Stored records:
______________________________

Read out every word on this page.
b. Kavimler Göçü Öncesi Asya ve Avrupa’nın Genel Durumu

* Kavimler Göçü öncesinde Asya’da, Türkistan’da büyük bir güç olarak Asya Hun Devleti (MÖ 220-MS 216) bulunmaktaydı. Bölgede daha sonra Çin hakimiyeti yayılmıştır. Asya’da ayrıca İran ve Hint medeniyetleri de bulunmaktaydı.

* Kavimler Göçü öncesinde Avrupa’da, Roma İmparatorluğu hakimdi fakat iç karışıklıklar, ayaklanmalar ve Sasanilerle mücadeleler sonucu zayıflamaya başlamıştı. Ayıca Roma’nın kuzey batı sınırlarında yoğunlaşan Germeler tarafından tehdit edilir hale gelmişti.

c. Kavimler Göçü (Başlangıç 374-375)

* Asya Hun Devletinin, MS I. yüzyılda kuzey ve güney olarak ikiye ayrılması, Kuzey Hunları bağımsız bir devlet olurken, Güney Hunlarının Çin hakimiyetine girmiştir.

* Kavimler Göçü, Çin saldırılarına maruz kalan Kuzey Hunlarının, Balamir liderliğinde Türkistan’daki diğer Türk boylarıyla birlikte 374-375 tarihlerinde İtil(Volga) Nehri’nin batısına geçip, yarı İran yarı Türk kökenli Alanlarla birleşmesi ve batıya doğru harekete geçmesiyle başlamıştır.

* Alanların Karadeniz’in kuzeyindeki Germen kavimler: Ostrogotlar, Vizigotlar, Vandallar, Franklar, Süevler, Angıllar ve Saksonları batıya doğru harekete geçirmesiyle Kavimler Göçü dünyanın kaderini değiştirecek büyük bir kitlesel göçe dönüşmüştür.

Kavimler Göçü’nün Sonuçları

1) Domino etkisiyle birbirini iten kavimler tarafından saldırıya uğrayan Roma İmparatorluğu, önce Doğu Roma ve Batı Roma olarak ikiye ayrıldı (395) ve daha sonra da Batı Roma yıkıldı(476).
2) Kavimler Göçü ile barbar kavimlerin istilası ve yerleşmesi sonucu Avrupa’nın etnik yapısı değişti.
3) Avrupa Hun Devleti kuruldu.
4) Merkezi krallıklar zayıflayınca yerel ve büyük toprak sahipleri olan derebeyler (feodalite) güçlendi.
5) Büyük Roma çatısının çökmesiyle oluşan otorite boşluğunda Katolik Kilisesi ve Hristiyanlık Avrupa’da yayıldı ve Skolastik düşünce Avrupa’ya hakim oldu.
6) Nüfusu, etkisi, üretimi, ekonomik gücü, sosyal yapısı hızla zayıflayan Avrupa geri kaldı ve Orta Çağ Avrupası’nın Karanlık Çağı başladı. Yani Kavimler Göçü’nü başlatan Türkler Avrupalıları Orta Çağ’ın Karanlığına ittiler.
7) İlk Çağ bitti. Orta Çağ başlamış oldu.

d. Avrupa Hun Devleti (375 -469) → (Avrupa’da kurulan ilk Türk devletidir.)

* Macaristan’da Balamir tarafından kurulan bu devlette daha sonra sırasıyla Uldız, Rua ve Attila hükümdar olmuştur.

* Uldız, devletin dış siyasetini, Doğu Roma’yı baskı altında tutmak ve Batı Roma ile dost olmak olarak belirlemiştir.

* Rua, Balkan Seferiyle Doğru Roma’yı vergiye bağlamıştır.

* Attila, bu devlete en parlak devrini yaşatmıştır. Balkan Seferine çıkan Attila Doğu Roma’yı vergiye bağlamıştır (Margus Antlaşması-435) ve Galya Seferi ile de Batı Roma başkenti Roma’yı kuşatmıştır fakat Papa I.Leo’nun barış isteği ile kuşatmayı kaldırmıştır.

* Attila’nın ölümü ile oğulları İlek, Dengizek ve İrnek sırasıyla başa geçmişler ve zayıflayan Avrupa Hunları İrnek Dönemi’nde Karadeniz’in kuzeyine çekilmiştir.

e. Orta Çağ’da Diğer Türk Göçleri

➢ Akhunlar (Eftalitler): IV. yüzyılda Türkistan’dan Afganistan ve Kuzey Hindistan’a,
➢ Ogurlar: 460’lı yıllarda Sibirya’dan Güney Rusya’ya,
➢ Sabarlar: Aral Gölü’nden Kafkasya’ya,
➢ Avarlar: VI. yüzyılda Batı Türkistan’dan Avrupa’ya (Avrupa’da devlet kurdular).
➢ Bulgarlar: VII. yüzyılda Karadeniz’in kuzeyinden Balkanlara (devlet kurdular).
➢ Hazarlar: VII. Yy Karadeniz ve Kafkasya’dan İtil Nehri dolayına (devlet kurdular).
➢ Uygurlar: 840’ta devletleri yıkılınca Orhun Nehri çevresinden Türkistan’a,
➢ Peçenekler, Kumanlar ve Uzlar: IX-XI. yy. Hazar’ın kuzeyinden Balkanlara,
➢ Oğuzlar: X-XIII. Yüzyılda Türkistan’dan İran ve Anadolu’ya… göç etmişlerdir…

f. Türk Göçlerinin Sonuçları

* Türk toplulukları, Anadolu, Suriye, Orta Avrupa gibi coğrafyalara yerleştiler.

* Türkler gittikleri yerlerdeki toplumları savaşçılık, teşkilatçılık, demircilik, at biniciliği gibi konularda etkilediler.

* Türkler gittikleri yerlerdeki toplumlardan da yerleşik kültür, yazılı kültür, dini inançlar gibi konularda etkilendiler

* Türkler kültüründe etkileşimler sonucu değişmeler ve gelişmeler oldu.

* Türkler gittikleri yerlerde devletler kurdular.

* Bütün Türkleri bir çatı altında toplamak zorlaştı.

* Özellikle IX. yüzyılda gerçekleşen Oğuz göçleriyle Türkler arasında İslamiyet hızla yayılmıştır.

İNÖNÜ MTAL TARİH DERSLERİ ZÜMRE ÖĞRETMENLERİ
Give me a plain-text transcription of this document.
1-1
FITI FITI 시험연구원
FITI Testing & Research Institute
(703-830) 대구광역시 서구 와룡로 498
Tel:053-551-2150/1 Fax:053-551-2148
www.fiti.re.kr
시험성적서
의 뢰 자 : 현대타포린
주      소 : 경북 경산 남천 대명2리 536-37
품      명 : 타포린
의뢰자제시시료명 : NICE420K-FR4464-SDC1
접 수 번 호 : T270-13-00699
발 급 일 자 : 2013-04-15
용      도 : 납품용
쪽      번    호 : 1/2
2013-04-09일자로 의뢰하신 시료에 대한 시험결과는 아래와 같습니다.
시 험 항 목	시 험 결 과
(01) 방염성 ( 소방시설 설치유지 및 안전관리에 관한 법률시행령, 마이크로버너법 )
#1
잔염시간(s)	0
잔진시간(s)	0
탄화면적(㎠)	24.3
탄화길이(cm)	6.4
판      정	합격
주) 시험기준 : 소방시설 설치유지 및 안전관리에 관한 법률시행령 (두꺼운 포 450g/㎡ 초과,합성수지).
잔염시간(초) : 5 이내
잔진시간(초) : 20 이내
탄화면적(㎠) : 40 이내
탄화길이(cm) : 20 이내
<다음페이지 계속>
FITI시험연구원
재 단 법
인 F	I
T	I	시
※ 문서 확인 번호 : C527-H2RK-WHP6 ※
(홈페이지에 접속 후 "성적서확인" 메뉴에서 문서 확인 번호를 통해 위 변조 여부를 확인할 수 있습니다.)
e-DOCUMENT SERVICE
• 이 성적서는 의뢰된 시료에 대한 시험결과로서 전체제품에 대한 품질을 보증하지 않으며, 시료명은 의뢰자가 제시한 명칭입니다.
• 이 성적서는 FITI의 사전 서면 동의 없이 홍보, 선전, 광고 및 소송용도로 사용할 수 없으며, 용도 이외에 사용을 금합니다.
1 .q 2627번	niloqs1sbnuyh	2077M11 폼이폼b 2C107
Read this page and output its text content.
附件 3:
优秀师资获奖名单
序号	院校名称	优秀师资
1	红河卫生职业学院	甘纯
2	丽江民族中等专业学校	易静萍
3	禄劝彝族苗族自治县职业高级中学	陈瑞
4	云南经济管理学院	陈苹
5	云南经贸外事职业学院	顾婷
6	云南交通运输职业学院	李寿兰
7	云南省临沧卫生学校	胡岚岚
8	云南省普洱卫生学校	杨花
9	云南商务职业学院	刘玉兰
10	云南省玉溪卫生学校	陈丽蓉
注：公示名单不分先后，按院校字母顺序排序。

______________________________

* Objective
All lines from the one containing "Read this page and output its text content." through the end of the records, both ends included, are to be quoted exactly; please add nothing else.

* Task result
Read this page and output its text content.
附件 3:
优秀师资获奖名单
序号	院校名称	优秀师资
1	红河卫生职业学院	甘纯
2	丽江民族中等专业学校	易静萍
3	禄劝彝族苗族自治县职业高级中学	陈瑞
4	云南经济管理学院	陈苹
5	云南经贸外事职业学院	顾婷
6	云南交通运输职业学院	李寿兰
7	云南省临沧卫生学校	胡岚岚
8	云南省普洱卫生学校	杨花
9	云南商务职业学院	刘玉兰
10	云南省玉溪卫生学校	陈丽蓉
注：公示名单不分先后，按院校字母顺序排序。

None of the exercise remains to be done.